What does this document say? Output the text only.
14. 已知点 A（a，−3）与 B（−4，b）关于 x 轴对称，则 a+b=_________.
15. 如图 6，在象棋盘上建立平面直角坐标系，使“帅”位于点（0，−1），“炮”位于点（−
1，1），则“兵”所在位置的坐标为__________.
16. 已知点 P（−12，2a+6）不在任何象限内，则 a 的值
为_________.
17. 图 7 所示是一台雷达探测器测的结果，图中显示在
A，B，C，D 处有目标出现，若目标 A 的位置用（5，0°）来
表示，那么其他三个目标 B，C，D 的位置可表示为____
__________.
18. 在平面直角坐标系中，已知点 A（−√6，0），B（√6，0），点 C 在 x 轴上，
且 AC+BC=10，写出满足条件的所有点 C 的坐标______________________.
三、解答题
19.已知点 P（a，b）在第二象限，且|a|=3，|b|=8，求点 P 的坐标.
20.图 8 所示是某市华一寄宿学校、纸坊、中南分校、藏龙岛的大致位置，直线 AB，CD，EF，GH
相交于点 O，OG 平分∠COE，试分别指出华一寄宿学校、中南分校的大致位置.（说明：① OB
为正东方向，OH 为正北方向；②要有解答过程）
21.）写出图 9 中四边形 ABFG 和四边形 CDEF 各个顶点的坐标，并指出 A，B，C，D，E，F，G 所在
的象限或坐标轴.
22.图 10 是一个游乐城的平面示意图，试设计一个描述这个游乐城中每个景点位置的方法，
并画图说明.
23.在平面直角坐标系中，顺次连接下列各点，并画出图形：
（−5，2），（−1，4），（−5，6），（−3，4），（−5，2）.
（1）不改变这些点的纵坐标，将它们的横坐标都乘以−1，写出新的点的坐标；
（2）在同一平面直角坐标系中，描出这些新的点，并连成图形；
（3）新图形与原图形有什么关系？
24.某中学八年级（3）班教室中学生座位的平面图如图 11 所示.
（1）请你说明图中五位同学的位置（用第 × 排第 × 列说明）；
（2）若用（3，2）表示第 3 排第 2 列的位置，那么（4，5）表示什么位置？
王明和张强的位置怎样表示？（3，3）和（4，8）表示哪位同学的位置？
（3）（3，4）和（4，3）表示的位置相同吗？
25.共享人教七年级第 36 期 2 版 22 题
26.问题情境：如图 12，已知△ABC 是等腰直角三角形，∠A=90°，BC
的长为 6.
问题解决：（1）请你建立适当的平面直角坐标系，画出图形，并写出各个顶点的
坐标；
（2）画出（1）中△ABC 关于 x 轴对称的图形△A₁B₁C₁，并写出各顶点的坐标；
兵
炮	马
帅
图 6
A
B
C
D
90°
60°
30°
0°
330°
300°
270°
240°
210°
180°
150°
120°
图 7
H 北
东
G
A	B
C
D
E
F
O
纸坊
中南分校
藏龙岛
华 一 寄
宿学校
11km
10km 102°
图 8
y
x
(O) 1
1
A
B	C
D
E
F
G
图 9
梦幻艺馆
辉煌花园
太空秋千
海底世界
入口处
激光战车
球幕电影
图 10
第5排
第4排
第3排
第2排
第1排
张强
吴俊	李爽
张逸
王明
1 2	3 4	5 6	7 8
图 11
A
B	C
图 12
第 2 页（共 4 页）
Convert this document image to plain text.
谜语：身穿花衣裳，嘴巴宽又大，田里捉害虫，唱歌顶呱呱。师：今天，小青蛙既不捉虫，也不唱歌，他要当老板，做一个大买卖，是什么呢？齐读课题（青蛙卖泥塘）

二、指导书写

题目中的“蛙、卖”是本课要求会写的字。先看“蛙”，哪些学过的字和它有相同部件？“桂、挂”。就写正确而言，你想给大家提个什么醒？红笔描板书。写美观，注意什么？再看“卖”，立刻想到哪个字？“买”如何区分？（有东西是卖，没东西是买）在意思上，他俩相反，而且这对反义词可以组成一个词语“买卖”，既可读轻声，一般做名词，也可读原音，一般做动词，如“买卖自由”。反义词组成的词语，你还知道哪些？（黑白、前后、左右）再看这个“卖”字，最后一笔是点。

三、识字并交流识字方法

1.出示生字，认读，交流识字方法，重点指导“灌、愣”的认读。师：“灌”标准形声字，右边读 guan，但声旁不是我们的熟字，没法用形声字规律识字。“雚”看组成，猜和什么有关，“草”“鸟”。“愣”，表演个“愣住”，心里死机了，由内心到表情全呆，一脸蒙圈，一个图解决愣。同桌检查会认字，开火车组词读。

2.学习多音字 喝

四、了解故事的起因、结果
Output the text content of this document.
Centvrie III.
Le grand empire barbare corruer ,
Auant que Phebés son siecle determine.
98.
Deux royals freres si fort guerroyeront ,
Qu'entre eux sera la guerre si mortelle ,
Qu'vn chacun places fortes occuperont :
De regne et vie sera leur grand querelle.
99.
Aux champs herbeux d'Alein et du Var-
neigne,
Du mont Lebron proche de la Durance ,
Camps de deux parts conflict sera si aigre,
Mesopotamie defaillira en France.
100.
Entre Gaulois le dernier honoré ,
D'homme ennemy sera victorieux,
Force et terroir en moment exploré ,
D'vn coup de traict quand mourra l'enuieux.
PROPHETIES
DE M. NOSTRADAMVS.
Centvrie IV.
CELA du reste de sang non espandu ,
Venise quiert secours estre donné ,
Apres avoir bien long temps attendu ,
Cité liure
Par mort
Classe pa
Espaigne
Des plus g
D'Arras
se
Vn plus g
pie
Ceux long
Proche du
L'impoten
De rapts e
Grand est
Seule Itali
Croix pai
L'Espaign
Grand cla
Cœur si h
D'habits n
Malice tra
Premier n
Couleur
#####
**Description of the task:**
Report every line in the data above in which the word "long" appears.

**Response to the exercise:**
Apres avoir bien long temps attendu ,
Ceux long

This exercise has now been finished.